■ Records to process
════
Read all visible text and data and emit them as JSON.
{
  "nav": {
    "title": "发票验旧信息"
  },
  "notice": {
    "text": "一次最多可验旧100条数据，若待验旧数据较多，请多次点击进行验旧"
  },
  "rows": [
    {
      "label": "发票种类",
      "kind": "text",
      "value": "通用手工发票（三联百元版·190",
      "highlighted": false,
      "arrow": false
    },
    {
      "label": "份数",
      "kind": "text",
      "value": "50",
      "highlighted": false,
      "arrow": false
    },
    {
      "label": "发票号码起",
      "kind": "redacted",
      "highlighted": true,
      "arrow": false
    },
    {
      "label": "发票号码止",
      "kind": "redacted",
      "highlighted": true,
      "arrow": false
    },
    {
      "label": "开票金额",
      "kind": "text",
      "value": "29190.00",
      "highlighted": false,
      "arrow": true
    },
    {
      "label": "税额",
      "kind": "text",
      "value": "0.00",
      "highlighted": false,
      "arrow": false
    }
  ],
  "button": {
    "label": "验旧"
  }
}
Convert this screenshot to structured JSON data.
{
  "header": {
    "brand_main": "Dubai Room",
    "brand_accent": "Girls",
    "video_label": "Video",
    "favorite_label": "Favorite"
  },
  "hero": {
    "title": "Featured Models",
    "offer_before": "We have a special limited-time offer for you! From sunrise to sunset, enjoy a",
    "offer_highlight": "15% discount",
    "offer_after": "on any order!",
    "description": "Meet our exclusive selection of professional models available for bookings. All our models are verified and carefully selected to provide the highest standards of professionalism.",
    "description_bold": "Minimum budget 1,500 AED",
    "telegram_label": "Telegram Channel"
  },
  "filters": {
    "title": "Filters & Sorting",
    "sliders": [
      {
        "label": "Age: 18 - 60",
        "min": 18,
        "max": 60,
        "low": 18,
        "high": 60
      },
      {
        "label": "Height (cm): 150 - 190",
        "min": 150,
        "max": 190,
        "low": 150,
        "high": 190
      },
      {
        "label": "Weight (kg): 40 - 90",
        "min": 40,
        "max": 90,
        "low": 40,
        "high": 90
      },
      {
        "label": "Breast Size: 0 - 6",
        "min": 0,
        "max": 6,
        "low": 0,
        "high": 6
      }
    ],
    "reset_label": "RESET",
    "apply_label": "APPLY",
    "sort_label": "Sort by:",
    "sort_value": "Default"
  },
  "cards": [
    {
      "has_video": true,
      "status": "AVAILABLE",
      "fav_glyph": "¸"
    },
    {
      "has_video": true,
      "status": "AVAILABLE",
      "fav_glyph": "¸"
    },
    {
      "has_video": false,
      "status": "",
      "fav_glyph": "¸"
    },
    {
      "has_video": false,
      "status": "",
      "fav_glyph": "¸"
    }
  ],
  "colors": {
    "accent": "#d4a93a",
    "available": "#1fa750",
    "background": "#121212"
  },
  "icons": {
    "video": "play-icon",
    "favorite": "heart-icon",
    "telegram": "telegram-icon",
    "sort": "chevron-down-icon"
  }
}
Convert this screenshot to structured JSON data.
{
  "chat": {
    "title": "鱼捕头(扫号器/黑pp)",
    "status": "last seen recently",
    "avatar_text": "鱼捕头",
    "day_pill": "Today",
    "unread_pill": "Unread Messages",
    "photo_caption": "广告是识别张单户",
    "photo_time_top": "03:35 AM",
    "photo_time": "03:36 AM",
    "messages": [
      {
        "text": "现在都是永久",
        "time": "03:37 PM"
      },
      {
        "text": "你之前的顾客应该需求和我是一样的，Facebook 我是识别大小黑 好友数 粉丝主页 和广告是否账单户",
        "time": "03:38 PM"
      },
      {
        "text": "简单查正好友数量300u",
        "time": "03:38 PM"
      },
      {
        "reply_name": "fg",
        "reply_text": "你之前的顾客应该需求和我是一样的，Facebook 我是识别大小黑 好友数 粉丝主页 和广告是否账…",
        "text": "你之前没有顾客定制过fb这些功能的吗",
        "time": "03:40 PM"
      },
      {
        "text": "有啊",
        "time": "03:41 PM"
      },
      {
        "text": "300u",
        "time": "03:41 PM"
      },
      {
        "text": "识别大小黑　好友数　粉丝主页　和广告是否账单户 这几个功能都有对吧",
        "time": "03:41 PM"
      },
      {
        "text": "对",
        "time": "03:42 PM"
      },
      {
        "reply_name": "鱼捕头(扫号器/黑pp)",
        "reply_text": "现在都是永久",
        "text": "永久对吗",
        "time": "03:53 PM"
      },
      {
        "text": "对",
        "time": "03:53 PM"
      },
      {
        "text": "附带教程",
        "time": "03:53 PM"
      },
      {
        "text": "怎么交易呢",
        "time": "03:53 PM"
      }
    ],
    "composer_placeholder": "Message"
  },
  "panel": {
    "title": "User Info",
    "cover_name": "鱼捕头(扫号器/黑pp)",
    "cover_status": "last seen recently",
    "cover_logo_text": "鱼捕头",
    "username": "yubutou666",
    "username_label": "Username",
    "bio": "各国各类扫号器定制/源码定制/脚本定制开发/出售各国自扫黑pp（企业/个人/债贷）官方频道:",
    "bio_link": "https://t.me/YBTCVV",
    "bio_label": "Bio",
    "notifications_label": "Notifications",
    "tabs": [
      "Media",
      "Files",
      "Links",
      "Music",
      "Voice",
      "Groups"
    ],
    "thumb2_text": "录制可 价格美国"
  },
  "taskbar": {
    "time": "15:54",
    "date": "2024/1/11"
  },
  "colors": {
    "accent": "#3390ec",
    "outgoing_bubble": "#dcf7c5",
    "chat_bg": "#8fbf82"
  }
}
════
Copy out every line of the listing that includes the string "Facebook".

        "text": "你之前的顾客应该需求和我是一样的，Facebook 我是识别大小黑 好友数 粉丝主页 和广告是否账单户",
        "reply_text": "你之前的顾客应该需求和我是一样的，Facebook 我是识别大小黑 好友数 粉丝主页 和广告是否账…",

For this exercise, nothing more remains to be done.